[Given problem]: Present every line in which the string "content" appears.

Collection entries
══════

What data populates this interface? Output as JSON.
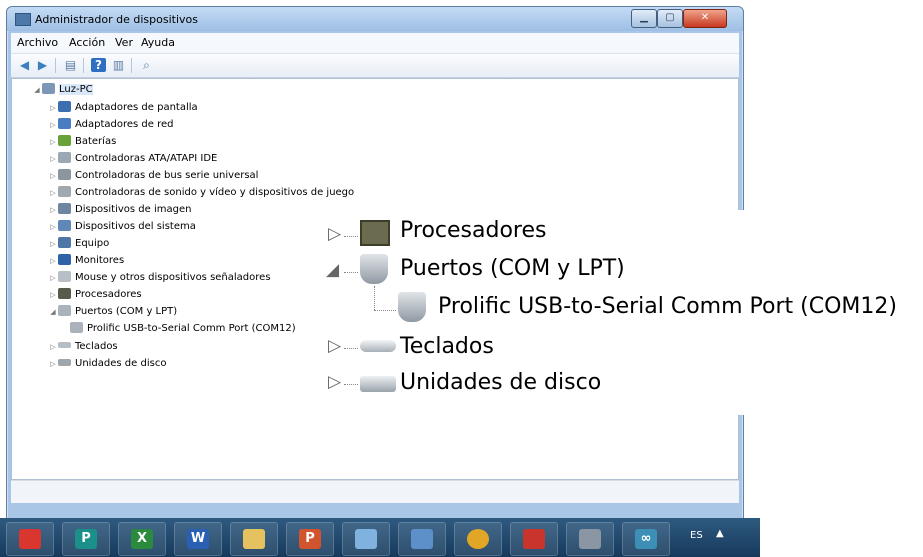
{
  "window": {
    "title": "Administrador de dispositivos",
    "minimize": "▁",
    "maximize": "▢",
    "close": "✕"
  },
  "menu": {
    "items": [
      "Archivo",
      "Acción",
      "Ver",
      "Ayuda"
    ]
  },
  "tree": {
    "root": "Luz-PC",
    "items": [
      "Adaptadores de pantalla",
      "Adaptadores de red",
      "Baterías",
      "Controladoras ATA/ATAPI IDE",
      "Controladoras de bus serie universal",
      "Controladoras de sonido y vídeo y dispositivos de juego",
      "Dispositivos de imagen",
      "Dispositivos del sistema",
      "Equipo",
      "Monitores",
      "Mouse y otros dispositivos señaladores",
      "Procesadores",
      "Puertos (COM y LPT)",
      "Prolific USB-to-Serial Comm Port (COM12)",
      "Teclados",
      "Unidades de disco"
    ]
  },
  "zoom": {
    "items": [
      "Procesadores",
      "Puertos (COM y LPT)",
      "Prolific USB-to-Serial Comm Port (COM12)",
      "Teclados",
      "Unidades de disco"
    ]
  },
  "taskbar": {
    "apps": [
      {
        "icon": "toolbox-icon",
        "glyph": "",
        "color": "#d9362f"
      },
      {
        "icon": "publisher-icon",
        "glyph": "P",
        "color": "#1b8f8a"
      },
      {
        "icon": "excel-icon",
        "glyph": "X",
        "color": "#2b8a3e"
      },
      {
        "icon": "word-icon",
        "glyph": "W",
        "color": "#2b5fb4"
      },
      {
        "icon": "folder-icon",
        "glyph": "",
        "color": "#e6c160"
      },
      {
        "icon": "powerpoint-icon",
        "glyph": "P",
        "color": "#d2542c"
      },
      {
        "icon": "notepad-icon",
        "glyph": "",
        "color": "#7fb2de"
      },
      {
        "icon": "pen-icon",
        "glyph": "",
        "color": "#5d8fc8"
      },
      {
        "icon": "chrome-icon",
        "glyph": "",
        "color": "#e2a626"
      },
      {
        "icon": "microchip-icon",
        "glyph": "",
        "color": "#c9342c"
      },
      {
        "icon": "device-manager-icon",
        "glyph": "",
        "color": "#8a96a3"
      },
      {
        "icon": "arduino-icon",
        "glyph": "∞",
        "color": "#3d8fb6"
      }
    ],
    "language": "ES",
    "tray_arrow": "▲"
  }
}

══════

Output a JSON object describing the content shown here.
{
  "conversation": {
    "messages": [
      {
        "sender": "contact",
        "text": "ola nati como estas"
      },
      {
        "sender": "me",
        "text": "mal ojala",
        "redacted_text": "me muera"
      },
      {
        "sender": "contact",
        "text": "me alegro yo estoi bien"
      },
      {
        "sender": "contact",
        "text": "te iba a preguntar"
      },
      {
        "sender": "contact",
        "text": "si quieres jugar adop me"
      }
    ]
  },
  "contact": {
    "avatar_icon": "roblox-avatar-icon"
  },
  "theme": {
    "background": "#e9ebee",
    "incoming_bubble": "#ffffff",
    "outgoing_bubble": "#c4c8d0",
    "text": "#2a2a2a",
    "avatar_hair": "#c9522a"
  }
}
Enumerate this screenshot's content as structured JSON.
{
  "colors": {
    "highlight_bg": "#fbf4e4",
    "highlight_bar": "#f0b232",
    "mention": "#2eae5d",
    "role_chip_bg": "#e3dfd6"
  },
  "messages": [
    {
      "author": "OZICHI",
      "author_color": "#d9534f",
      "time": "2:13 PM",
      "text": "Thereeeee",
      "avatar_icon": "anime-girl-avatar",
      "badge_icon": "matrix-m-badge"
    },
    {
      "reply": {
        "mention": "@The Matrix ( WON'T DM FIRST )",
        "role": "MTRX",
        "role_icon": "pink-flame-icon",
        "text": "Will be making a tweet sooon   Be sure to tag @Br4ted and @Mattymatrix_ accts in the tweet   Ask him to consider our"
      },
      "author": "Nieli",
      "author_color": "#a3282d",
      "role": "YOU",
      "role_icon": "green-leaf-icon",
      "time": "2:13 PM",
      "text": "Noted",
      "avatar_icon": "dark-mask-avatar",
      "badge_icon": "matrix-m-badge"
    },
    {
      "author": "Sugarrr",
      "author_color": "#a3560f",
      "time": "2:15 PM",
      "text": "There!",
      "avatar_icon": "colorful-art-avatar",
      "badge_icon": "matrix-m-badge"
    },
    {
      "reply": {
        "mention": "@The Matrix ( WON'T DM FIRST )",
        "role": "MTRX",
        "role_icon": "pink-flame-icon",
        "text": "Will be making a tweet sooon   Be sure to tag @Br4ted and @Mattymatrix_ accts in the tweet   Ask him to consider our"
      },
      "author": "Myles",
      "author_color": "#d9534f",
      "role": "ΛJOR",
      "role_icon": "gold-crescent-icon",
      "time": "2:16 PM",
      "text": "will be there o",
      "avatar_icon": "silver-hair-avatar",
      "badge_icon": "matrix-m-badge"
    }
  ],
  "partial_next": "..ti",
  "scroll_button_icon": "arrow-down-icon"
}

══════

[Expected answer]:
Output a JSON object describing the content shown here.
Enumerate this screenshot's content as structured JSON.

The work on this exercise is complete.